=== GOAL ===
Keep only the lines of the data below that contain "œsophagus", and copy them.

=== TASK INPUT ===

-- START --

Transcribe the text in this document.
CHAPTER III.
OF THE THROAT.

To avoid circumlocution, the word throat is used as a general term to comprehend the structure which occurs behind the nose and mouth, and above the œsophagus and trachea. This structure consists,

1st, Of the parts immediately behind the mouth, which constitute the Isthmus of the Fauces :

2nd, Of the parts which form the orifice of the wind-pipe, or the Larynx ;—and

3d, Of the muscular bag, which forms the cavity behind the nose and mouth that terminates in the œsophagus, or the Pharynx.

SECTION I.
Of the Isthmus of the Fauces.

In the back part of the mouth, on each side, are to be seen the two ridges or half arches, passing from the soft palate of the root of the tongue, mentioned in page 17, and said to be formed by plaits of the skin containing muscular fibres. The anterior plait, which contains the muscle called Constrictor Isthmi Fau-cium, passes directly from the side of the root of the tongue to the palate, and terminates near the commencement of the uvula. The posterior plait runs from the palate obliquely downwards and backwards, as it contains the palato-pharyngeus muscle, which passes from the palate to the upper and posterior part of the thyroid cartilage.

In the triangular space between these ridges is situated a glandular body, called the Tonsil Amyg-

-- END --

=== EXERCISE SOLUTION ===
To avoid circumlocution, the word throat is used as a general term to comprehend the structure which occurs behind the nose and mouth, and above the œsophagus and trachea. This structure consists,
3d, Of the muscular bag, which forms the cavity behind the nose and mouth that terminates in the œsophagus, or the Pharynx.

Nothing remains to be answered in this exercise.